Copy the records below exactly as they are written.

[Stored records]
╔══

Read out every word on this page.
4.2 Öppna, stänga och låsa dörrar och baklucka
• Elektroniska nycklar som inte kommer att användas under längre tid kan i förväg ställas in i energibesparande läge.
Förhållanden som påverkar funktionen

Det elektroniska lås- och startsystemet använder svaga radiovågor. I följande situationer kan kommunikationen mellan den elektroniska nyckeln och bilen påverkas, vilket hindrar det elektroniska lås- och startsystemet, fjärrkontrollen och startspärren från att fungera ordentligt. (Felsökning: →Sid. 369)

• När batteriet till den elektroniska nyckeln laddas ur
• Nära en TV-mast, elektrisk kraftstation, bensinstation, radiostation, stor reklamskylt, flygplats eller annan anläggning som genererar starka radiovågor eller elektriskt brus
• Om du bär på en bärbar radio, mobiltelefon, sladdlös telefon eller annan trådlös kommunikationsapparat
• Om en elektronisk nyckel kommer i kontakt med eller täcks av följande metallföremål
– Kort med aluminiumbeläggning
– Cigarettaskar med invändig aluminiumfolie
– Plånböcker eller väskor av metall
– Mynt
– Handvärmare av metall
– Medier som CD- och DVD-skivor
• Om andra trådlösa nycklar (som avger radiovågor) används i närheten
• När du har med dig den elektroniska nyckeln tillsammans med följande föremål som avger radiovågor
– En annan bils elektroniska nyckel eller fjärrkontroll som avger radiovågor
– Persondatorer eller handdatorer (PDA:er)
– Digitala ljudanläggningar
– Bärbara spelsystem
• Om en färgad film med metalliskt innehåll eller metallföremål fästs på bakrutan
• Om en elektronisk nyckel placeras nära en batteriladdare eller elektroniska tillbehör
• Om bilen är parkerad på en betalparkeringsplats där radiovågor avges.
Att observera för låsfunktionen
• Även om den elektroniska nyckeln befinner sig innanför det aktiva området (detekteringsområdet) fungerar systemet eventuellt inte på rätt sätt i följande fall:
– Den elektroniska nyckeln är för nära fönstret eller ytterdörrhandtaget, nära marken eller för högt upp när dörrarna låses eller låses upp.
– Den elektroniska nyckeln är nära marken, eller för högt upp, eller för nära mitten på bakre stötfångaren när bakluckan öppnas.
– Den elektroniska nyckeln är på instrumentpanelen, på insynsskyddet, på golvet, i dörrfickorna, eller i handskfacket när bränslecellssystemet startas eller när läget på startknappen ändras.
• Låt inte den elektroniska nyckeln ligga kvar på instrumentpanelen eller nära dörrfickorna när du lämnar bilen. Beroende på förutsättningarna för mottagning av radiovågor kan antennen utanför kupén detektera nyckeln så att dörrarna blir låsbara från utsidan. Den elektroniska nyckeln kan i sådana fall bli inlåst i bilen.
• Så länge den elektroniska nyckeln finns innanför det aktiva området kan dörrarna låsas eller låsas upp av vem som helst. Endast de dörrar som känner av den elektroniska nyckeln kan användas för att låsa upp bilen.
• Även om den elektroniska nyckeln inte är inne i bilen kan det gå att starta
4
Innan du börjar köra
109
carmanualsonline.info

╚══

> **The response**
Read out every word on this page.
4.2 Öppna, stänga och låsa dörrar och baklucka
• Elektroniska nycklar som inte kommer att användas under längre tid kan i förväg ställas in i energibesparande läge.
Förhållanden som påverkar funktionen

Det elektroniska lås- och startsystemet använder svaga radiovågor. I följande situationer kan kommunikationen mellan den elektroniska nyckeln och bilen påverkas, vilket hindrar det elektroniska lås- och startsystemet, fjärrkontrollen och startspärren från att fungera ordentligt. (Felsökning: →Sid. 369)

• När batteriet till den elektroniska nyckeln laddas ur
• Nära en TV-mast, elektrisk kraftstation, bensinstation, radiostation, stor reklamskylt, flygplats eller annan anläggning som genererar starka radiovågor eller elektriskt brus
• Om du bär på en bärbar radio, mobiltelefon, sladdlös telefon eller annan trådlös kommunikationsapparat
• Om en elektronisk nyckel kommer i kontakt med eller täcks av följande metallföremål
– Kort med aluminiumbeläggning
– Cigarettaskar med invändig aluminiumfolie
– Plånböcker eller väskor av metall
– Mynt
– Handvärmare av metall
– Medier som CD- och DVD-skivor
• Om andra trådlösa nycklar (som avger radiovågor) används i närheten
• När du har med dig den elektroniska nyckeln tillsammans med följande föremål som avger radiovågor
– En annan bils elektroniska nyckel eller fjärrkontroll som avger radiovågor
– Persondatorer eller handdatorer (PDA:er)
– Digitala ljudanläggningar
– Bärbara spelsystem
• Om en färgad film med metalliskt innehåll eller metallföremål fästs på bakrutan
• Om en elektronisk nyckel placeras nära en batteriladdare eller elektroniska tillbehör
• Om bilen är parkerad på en betalparkeringsplats där radiovågor avges.
Att observera för låsfunktionen
• Även om den elektroniska nyckeln befinner sig innanför det aktiva området (detekteringsområdet) fungerar systemet eventuellt inte på rätt sätt i följande fall:
– Den elektroniska nyckeln är för nära fönstret eller ytterdörrhandtaget, nära marken eller för högt upp när dörrarna låses eller låses upp.
– Den elektroniska nyckeln är nära marken, eller för högt upp, eller för nära mitten på bakre stötfångaren när bakluckan öppnas.
– Den elektroniska nyckeln är på instrumentpanelen, på insynsskyddet, på golvet, i dörrfickorna, eller i handskfacket när bränslecellssystemet startas eller när läget på startknappen ändras.
• Låt inte den elektroniska nyckeln ligga kvar på instrumentpanelen eller nära dörrfickorna när du lämnar bilen. Beroende på förutsättningarna för mottagning av radiovågor kan antennen utanför kupén detektera nyckeln så att dörrarna blir låsbara från utsidan. Den elektroniska nyckeln kan i sådana fall bli inlåst i bilen.
• Så länge den elektroniska nyckeln finns innanför det aktiva området kan dörrarna låsas eller låsas upp av vem som helst. Endast de dörrar som känner av den elektroniska nyckeln kan användas för att låsa upp bilen.
• Även om den elektroniska nyckeln inte är inne i bilen kan det gå att starta
4
Innan du börjar köra
109
carmanualsonline.info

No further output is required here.